=== EXERCISE DESCRIPTION ===
Quote every one of the following items word for word.

=== EXCERPTED RECORDS ===
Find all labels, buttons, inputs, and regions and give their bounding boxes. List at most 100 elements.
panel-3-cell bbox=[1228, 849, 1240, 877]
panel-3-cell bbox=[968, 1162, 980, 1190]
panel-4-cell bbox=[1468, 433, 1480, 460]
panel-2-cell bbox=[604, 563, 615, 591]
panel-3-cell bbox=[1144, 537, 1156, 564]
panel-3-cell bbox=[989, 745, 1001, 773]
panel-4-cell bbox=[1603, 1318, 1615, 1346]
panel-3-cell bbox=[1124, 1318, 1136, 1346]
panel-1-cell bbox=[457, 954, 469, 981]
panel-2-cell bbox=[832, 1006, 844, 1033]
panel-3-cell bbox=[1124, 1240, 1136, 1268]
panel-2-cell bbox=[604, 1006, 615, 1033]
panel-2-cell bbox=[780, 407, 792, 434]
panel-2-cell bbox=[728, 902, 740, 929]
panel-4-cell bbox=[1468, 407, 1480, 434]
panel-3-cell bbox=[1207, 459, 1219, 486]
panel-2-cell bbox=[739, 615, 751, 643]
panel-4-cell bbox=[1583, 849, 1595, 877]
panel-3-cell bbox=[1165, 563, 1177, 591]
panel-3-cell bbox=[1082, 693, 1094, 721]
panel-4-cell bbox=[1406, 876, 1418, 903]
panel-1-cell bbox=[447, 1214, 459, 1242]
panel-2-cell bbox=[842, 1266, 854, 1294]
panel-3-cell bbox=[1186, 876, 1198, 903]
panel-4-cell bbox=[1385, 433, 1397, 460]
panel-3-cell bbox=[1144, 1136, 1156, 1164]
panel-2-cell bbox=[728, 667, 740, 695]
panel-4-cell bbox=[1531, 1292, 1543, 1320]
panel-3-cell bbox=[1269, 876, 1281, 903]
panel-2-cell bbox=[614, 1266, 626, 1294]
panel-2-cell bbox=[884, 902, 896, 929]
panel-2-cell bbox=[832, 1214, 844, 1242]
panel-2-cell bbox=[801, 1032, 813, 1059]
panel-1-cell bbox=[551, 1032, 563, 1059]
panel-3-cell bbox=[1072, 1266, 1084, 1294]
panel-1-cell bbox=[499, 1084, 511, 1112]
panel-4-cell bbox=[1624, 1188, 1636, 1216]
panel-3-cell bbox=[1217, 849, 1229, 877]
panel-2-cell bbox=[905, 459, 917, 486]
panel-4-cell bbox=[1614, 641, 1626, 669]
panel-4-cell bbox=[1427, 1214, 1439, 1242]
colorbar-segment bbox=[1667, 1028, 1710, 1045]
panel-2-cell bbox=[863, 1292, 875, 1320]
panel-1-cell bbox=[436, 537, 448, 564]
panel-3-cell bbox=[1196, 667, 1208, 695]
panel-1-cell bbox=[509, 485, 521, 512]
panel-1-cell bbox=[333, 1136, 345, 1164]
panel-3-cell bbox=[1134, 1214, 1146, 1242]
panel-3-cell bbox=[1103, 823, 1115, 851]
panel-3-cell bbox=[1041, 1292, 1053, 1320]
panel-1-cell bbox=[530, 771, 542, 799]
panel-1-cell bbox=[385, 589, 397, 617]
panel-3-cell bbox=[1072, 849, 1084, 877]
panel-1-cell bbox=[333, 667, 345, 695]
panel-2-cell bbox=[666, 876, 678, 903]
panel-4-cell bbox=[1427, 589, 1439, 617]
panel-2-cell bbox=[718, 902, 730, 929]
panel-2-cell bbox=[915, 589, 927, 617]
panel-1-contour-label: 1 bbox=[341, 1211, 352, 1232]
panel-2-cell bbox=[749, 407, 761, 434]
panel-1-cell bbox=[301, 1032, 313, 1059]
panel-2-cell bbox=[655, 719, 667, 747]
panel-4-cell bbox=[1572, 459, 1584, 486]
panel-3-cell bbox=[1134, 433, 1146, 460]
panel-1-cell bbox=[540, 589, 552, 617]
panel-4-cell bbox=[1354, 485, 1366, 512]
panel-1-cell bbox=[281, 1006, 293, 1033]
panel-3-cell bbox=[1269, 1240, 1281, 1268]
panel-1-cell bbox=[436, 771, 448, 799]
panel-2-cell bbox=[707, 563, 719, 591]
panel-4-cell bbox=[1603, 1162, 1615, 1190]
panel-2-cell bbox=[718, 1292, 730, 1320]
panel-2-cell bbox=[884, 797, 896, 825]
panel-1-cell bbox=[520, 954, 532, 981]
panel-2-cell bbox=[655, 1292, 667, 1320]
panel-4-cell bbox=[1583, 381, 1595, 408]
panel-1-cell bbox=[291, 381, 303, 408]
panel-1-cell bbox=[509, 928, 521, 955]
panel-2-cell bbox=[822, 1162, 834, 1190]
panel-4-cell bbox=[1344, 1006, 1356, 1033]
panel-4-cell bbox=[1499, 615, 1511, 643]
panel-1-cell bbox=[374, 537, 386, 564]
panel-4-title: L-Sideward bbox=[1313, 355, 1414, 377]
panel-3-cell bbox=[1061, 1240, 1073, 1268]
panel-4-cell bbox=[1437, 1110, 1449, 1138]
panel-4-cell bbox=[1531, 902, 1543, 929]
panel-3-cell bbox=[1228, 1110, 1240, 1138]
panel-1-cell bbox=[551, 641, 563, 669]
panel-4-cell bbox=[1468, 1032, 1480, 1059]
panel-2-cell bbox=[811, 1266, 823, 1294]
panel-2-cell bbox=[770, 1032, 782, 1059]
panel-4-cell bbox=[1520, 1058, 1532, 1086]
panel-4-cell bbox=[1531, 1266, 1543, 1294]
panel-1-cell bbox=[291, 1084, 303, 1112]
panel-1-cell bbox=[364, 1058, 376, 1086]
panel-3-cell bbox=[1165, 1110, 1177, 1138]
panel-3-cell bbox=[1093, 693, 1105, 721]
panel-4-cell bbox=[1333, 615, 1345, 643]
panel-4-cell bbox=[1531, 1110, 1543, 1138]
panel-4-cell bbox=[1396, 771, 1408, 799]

=== TASK RESULT ===
Find all labels, buttons, inputs, and regions and give their bounding boxes. List at most 100 elements.
panel-3-cell bbox=[1228, 849, 1240, 877]
panel-3-cell bbox=[968, 1162, 980, 1190]
panel-4-cell bbox=[1468, 433, 1480, 460]
panel-2-cell bbox=[604, 563, 615, 591]
panel-3-cell bbox=[1144, 537, 1156, 564]
panel-3-cell bbox=[989, 745, 1001, 773]
panel-4-cell bbox=[1603, 1318, 1615, 1346]
panel-3-cell bbox=[1124, 1318, 1136, 1346]
panel-1-cell bbox=[457, 954, 469, 981]
panel-2-cell bbox=[832, 1006, 844, 1033]
panel-3-cell bbox=[1124, 1240, 1136, 1268]
panel-2-cell bbox=[604, 1006, 615, 1033]
panel-2-cell bbox=[780, 407, 792, 434]
panel-2-cell bbox=[728, 902, 740, 929]
panel-4-cell bbox=[1468, 407, 1480, 434]
panel-3-cell bbox=[1207, 459, 1219, 486]
panel-2-cell bbox=[739, 615, 751, 643]
panel-4-cell bbox=[1583, 849, 1595, 877]
panel-3-cell bbox=[1165, 563, 1177, 591]
panel-3-cell bbox=[1082, 693, 1094, 721]
panel-4-cell bbox=[1406, 876, 1418, 903]
panel-1-cell bbox=[447, 1214, 459, 1242]
panel-2-cell bbox=[842, 1266, 854, 1294]
panel-3-cell bbox=[1186, 876, 1198, 903]
panel-4-cell bbox=[1385, 433, 1397, 460]
panel-3-cell bbox=[1144, 1136, 1156, 1164]
panel-2-cell bbox=[728, 667, 740, 695]
panel-4-cell bbox=[1531, 1292, 1543, 1320]
panel-3-cell bbox=[1269, 876, 1281, 903]
panel-2-cell bbox=[614, 1266, 626, 1294]
panel-2-cell bbox=[884, 902, 896, 929]
panel-2-cell bbox=[832, 1214, 844, 1242]
panel-2-cell bbox=[801, 1032, 813, 1059]
panel-1-cell bbox=[551, 1032, 563, 1059]
panel-3-cell bbox=[1072, 1266, 1084, 1294]
panel-1-cell bbox=[499, 1084, 511, 1112]
panel-4-cell bbox=[1624, 1188, 1636, 1216]
panel-3-cell bbox=[1217, 849, 1229, 877]
panel-2-cell bbox=[905, 459, 917, 486]
panel-4-cell bbox=[1614, 641, 1626, 669]
panel-4-cell bbox=[1427, 1214, 1439, 1242]
colorbar-segment bbox=[1667, 1028, 1710, 1045]
panel-2-cell bbox=[863, 1292, 875, 1320]
panel-1-cell bbox=[436, 537, 448, 564]
panel-3-cell bbox=[1196, 667, 1208, 695]
panel-1-cell bbox=[509, 485, 521, 512]
panel-1-cell bbox=[333, 1136, 345, 1164]
panel-3-cell bbox=[1134, 1214, 1146, 1242]
panel-3-cell bbox=[1103, 823, 1115, 851]
panel-3-cell bbox=[1041, 1292, 1053, 1320]
panel-1-cell bbox=[530, 771, 542, 799]
panel-1-cell bbox=[385, 589, 397, 617]
panel-3-cell bbox=[1072, 849, 1084, 877]
panel-1-cell bbox=[333, 667, 345, 695]
panel-2-cell bbox=[666, 876, 678, 903]
panel-4-cell bbox=[1427, 589, 1439, 617]
panel-2-cell bbox=[718, 902, 730, 929]
panel-2-cell bbox=[915, 589, 927, 617]
panel-1-contour-label: 1 bbox=[341, 1211, 352, 1232]
panel-2-cell bbox=[749, 407, 761, 434]
panel-1-cell bbox=[301, 1032, 313, 1059]
panel-2-cell bbox=[655, 719, 667, 747]
panel-4-cell bbox=[1572, 459, 1584, 486]
panel-3-cell bbox=[1134, 433, 1146, 460]
panel-1-cell bbox=[540, 589, 552, 617]
panel-4-cell bbox=[1354, 485, 1366, 512]
panel-1-cell bbox=[281, 1006, 293, 1033]
panel-3-cell bbox=[1269, 1240, 1281, 1268]
panel-1-cell bbox=[436, 771, 448, 799]
panel-2-cell bbox=[707, 563, 719, 591]
panel-4-cell bbox=[1603, 1162, 1615, 1190]
panel-2-cell bbox=[718, 1292, 730, 1320]
panel-2-cell bbox=[884, 797, 896, 825]
panel-1-cell bbox=[520, 954, 532, 981]
panel-2-cell bbox=[655, 1292, 667, 1320]
panel-4-cell bbox=[1583, 381, 1595, 408]
panel-1-cell bbox=[291, 381, 303, 408]
panel-1-cell bbox=[509, 928, 521, 955]
panel-2-cell bbox=[822, 1162, 834, 1190]
panel-4-cell bbox=[1344, 1006, 1356, 1033]
panel-4-cell bbox=[1499, 615, 1511, 643]
panel-1-cell bbox=[374, 537, 386, 564]
panel-4-title: L-Sideward bbox=[1313, 355, 1414, 377]
panel-3-cell bbox=[1061, 1240, 1073, 1268]
panel-4-cell bbox=[1437, 1110, 1449, 1138]
panel-4-cell bbox=[1531, 902, 1543, 929]
panel-3-cell bbox=[1228, 1110, 1240, 1138]
panel-1-cell bbox=[551, 641, 563, 669]
panel-4-cell bbox=[1468, 1032, 1480, 1059]
panel-2-cell bbox=[811, 1266, 823, 1294]
panel-2-cell bbox=[770, 1032, 782, 1059]
panel-4-cell bbox=[1520, 1058, 1532, 1086]
panel-4-cell bbox=[1531, 1266, 1543, 1294]
panel-1-cell bbox=[291, 1084, 303, 1112]
panel-1-cell bbox=[364, 1058, 376, 1086]
panel-3-cell bbox=[1165, 1110, 1177, 1138]
panel-3-cell bbox=[1093, 693, 1105, 721]
panel-4-cell bbox=[1333, 615, 1345, 643]
panel-4-cell bbox=[1531, 1110, 1543, 1138]
panel-4-cell bbox=[1396, 771, 1408, 799]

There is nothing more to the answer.